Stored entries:

—————

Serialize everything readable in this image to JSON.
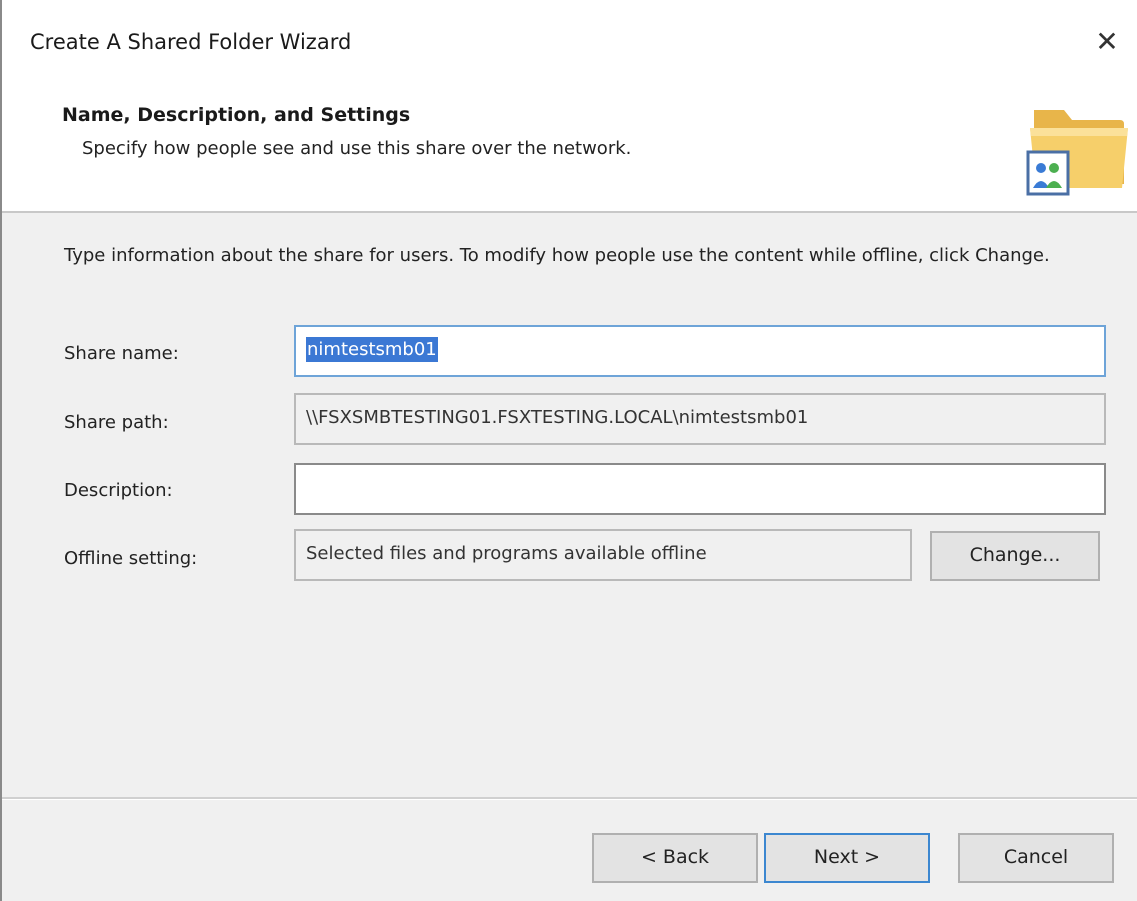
{
  "window": {
    "title": "Create A Shared Folder Wizard",
    "close_label": "✕"
  },
  "header": {
    "heading": "Name, Description, and Settings",
    "subheading": "Specify how people see and use this share over the network.",
    "icon": "shared-folder-icon"
  },
  "content": {
    "instructions": "Type information about the share for users. To modify how people use the content while offline, click Change.",
    "share_name": {
      "label": "Share name:",
      "value": "nimtestsmb01"
    },
    "share_path": {
      "label": "Share path:",
      "value": "\\\\FSXSMBTESTING01.FSXTESTING.LOCAL\\nimtestsmb01"
    },
    "description": {
      "label": "Description:",
      "value": ""
    },
    "offline_setting": {
      "label": "Offline setting:",
      "value": "Selected files and programs available offline",
      "change_label": "Change..."
    }
  },
  "footer": {
    "back_label": "< Back",
    "next_label": "Next >",
    "cancel_label": "Cancel"
  },
  "colors": {
    "selection": "#3b78d4",
    "default_button_border": "#3c87d0",
    "content_background": "#f0f0f0"
  }
}
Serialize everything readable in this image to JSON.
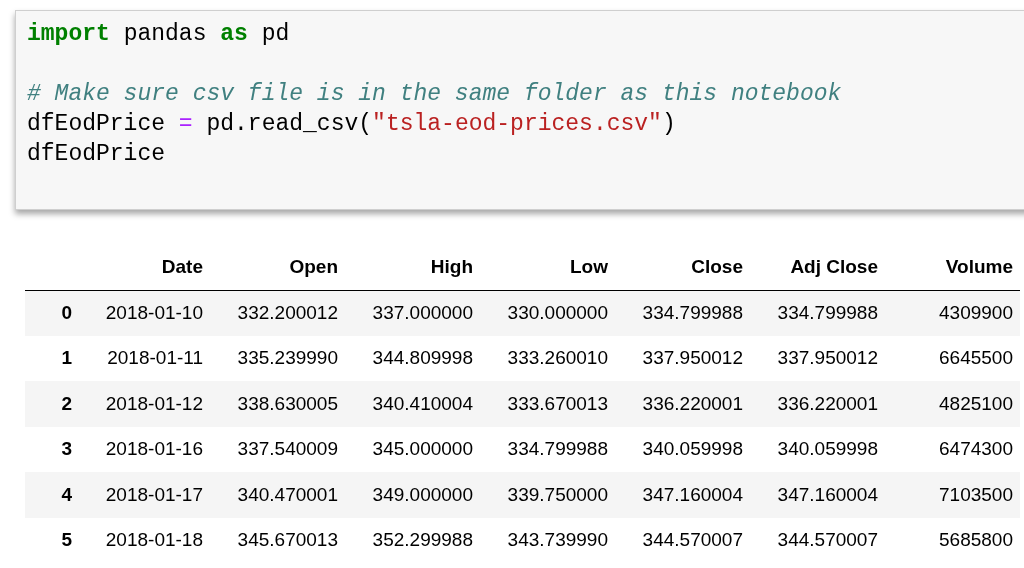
{
  "code_cell": {
    "blocks": [
      [
        [
          {
            "kind": "keyword",
            "text": "import"
          },
          {
            "kind": "plain",
            "text": " pandas "
          },
          {
            "kind": "keyword",
            "text": "as"
          },
          {
            "kind": "plain",
            "text": " pd"
          }
        ]
      ],
      [
        [
          {
            "kind": "comment",
            "text": "# Make sure csv file is in the same folder as this notebook"
          }
        ],
        [
          {
            "kind": "plain",
            "text": "dfEodPrice "
          },
          {
            "kind": "operator",
            "text": "="
          },
          {
            "kind": "plain",
            "text": " pd.read_csv("
          },
          {
            "kind": "string",
            "text": "\"tsla-eod-prices.csv\""
          },
          {
            "kind": "plain",
            "text": ")"
          }
        ],
        [
          {
            "kind": "plain",
            "text": "dfEodPrice"
          }
        ]
      ]
    ]
  },
  "table": {
    "columns": [
      "Date",
      "Open",
      "High",
      "Low",
      "Close",
      "Adj Close",
      "Volume"
    ],
    "rows": [
      {
        "index": "0",
        "cells": [
          "2018-01-10",
          "332.200012",
          "337.000000",
          "330.000000",
          "334.799988",
          "334.799988",
          "4309900"
        ]
      },
      {
        "index": "1",
        "cells": [
          "2018-01-11",
          "335.239990",
          "344.809998",
          "333.260010",
          "337.950012",
          "337.950012",
          "6645500"
        ]
      },
      {
        "index": "2",
        "cells": [
          "2018-01-12",
          "338.630005",
          "340.410004",
          "333.670013",
          "336.220001",
          "336.220001",
          "4825100"
        ]
      },
      {
        "index": "3",
        "cells": [
          "2018-01-16",
          "337.540009",
          "345.000000",
          "334.799988",
          "340.059998",
          "340.059998",
          "6474300"
        ]
      },
      {
        "index": "4",
        "cells": [
          "2018-01-17",
          "340.470001",
          "349.000000",
          "339.750000",
          "347.160004",
          "347.160004",
          "7103500"
        ]
      },
      {
        "index": "5",
        "cells": [
          "2018-01-18",
          "345.670013",
          "352.299988",
          "343.739990",
          "344.570007",
          "344.570007",
          "5685800"
        ]
      }
    ]
  }
}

—————

Reproduce the data verbatim. Do not carry any picture into the copy.

OUTPUT FOR THIS EXERCISE:
Serialize everything readable in this image to JSON.
{
  "window": {
    "title": "Create A Shared Folder Wizard",
    "close_label": "✕"
  },
  "header": {
    "heading": "Name, Description, and Settings",
    "subheading": "Specify how people see and use this share over the network.",
    "icon": "shared-folder-icon"
  },
  "content": {
    "instructions": "Type information about the share for users. To modify how people use the content while offline, click Change.",
    "share_name": {
      "label": "Share name:",
      "value": "nimtestsmb01"
    },
    "share_path": {
      "label": "Share path:",
      "value": "\\\\FSXSMBTESTING01.FSXTESTING.LOCAL\\nimtestsmb01"
    },
    "description": {
      "label": "Description:",
      "value": ""
    },
    "offline_setting": {
      "label": "Offline setting:",
      "value": "Selected files and programs available offline",
      "change_label": "Change..."
    }
  },
  "footer": {
    "back_label": "< Back",
    "next_label": "Next >",
    "cancel_label": "Cancel"
  },
  "colors": {
    "selection": "#3b78d4",
    "default_button_border": "#3c87d0",
    "content_background": "#f0f0f0"
  }
}
Serialize everything readable in this image to JSON.
{
  "code_cell": {
    "blocks": [
      [
        [
          {
            "kind": "keyword",
            "text": "import"
          },
          {
            "kind": "plain",
            "text": " pandas "
          },
          {
            "kind": "keyword",
            "text": "as"
          },
          {
            "kind": "plain",
            "text": " pd"
          }
        ]
      ],
      [
        [
          {
            "kind": "comment",
            "text": "# Make sure csv file is in the same folder as this notebook"
          }
        ],
        [
          {
            "kind": "plain",
            "text": "dfEodPrice "
          },
          {
            "kind": "operator",
            "text": "="
          },
          {
            "kind": "plain",
            "text": " pd.read_csv("
          },
          {
            "kind": "string",
            "text": "\"tsla-eod-prices.csv\""
          },
          {
            "kind": "plain",
            "text": ")"
          }
        ],
        [
          {
            "kind": "plain",
            "text": "dfEodPrice"
          }
        ]
      ]
    ]
  },
  "table": {
    "columns": [
      "Date",
      "Open",
      "High",
      "Low",
      "Close",
      "Adj Close",
      "Volume"
    ],
    "rows": [
      {
        "index": "0",
        "cells": [
          "2018-01-10",
          "332.200012",
          "337.000000",
          "330.000000",
          "334.799988",
          "334.799988",
          "4309900"
        ]
      },
      {
        "index": "1",
        "cells": [
          "2018-01-11",
          "335.239990",
          "344.809998",
          "333.260010",
          "337.950012",
          "337.950012",
          "6645500"
        ]
      },
      {
        "index": "2",
        "cells": [
          "2018-01-12",
          "338.630005",
          "340.410004",
          "333.670013",
          "336.220001",
          "336.220001",
          "4825100"
        ]
      },
      {
        "index": "3",
        "cells": [
          "2018-01-16",
          "337.540009",
          "345.000000",
          "334.799988",
          "340.059998",
          "340.059998",
          "6474300"
        ]
      },
      {
        "index": "4",
        "cells": [
          "2018-01-17",
          "340.470001",
          "349.000000",
          "339.750000",
          "347.160004",
          "347.160004",
          "7103500"
        ]
      },
      {
        "index": "5",
        "cells": [
          "2018-01-18",
          "345.670013",
          "352.299988",
          "343.739990",
          "344.570007",
          "344.570007",
          "5685800"
        ]
      }
    ]
  }
}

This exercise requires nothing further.